[Part of a data file]

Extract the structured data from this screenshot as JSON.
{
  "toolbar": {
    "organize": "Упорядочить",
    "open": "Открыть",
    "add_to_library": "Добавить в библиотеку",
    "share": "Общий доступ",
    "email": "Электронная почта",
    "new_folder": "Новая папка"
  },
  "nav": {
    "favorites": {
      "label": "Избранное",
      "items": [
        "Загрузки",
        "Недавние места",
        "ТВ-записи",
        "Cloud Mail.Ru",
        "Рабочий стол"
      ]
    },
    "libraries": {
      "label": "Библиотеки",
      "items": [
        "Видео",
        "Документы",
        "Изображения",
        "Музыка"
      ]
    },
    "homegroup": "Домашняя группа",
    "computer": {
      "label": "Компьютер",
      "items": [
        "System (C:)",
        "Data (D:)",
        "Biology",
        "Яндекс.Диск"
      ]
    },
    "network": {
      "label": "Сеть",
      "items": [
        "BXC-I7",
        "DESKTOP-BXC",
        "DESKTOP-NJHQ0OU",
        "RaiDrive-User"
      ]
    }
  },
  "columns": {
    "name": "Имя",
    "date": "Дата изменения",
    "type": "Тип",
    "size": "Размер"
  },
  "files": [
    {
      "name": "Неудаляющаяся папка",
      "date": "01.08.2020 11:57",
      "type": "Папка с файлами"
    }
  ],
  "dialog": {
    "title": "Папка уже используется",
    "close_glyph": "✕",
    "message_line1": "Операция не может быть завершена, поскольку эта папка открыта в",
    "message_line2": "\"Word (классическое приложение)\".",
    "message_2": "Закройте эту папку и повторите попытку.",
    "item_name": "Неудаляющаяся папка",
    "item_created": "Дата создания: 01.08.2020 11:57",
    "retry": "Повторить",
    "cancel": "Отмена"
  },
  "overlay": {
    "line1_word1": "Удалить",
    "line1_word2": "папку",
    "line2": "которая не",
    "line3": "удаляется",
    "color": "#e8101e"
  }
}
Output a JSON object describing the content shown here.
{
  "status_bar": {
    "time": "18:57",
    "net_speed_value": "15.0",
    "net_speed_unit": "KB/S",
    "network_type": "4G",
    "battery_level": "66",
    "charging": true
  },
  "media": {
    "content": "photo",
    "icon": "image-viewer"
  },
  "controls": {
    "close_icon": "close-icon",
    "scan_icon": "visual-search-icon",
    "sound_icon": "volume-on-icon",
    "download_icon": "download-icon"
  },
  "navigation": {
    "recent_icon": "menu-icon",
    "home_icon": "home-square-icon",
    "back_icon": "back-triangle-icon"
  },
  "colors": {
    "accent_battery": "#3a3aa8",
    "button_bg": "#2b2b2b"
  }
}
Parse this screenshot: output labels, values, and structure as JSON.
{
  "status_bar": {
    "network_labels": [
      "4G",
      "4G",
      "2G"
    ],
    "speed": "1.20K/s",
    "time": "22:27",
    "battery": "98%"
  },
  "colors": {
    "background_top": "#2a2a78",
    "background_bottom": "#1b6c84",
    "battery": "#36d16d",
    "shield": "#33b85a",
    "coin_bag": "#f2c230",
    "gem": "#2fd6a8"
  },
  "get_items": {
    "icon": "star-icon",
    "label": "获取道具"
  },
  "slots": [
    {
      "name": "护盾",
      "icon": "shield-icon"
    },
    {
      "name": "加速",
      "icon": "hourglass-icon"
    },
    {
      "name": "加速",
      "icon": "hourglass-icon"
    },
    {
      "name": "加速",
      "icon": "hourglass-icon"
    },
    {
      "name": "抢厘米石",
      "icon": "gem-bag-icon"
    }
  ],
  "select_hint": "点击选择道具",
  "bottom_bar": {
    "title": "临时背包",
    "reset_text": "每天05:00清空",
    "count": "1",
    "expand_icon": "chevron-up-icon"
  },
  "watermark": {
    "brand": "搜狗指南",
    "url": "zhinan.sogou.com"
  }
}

*Given task:* Extract the listing in its entirety and repeat it exactly.

*Answer to the exercise:*
Extract the structured data from this screenshot as JSON.
{
  "toolbar": {
    "organize": "Упорядочить",
    "open": "Открыть",
    "add_to_library": "Добавить в библиотеку",
    "share": "Общий доступ",
    "email": "Электронная почта",
    "new_folder": "Новая папка"
  },
  "nav": {
    "favorites": {
      "label": "Избранное",
      "items": [
        "Загрузки",
        "Недавние места",
        "ТВ-записи",
        "Cloud Mail.Ru",
        "Рабочий стол"
      ]
    },
    "libraries": {
      "label": "Библиотеки",
      "items": [
        "Видео",
        "Документы",
        "Изображения",
        "Музыка"
      ]
    },
    "homegroup": "Домашняя группа",
    "computer": {
      "label": "Компьютер",
      "items": [
        "System (C:)",
        "Data (D:)",
        "Biology",
        "Яндекс.Диск"
      ]
    },
    "network": {
      "label": "Сеть",
      "items": [
        "BXC-I7",
        "DESKTOP-BXC",
        "DESKTOP-NJHQ0OU",
        "RaiDrive-User"
      ]
    }
  },
  "columns": {
    "name": "Имя",
    "date": "Дата изменения",
    "type": "Тип",
    "size": "Размер"
  },
  "files": [
    {
      "name": "Неудаляющаяся папка",
      "date": "01.08.2020 11:57",
      "type": "Папка с файлами"
    }
  ],
  "dialog": {
    "title": "Папка уже используется",
    "close_glyph": "✕",
    "message_line1": "Операция не может быть завершена, поскольку эта папка открыта в",
    "message_line2": "\"Word (классическое приложение)\".",
    "message_2": "Закройте эту папку и повторите попытку.",
    "item_name": "Неудаляющаяся папка",
    "item_created": "Дата создания: 01.08.2020 11:57",
    "retry": "Повторить",
    "cancel": "Отмена"
  },
  "overlay": {
    "line1_word1": "Удалить",
    "line1_word2": "папку",
    "line2": "которая не",
    "line3": "удаляется",
    "color": "#e8101e"
  }
}
Output a JSON object describing the content shown here.
{
  "status_bar": {
    "time": "18:57",
    "net_speed_value": "15.0",
    "net_speed_unit": "KB/S",
    "network_type": "4G",
    "battery_level": "66",
    "charging": true
  },
  "media": {
    "content": "photo",
    "icon": "image-viewer"
  },
  "controls": {
    "close_icon": "close-icon",
    "scan_icon": "visual-search-icon",
    "sound_icon": "volume-on-icon",
    "download_icon": "download-icon"
  },
  "navigation": {
    "recent_icon": "menu-icon",
    "home_icon": "home-square-icon",
    "back_icon": "back-triangle-icon"
  },
  "colors": {
    "accent_battery": "#3a3aa8",
    "button_bg": "#2b2b2b"
  }
}
Parse this screenshot: output labels, values, and structure as JSON.
{
  "status_bar": {
    "network_labels": [
      "4G",
      "4G",
      "2G"
    ],
    "speed": "1.20K/s",
    "time": "22:27",
    "battery": "98%"
  },
  "colors": {
    "background_top": "#2a2a78",
    "background_bottom": "#1b6c84",
    "battery": "#36d16d",
    "shield": "#33b85a",
    "coin_bag": "#f2c230",
    "gem": "#2fd6a8"
  },
  "get_items": {
    "icon": "star-icon",
    "label": "获取道具"
  },
  "slots": [
    {
      "name": "护盾",
      "icon": "shield-icon"
    },
    {
      "name": "加速",
      "icon": "hourglass-icon"
    },
    {
      "name": "加速",
      "icon": "hourglass-icon"
    },
    {
      "name": "加速",
      "icon": "hourglass-icon"
    },
    {
      "name": "抢厘米石",
      "icon": "gem-bag-icon"
    }
  ],
  "select_hint": "点击选择道具",
  "bottom_bar": {
    "title": "临时背包",
    "reset_text": "每天05:00清空",
    "count": "1",
    "expand_icon": "chevron-up-icon"
  },
  "watermark": {
    "brand": "搜狗指南",
    "url": "zhinan.sogou.com"
  }
}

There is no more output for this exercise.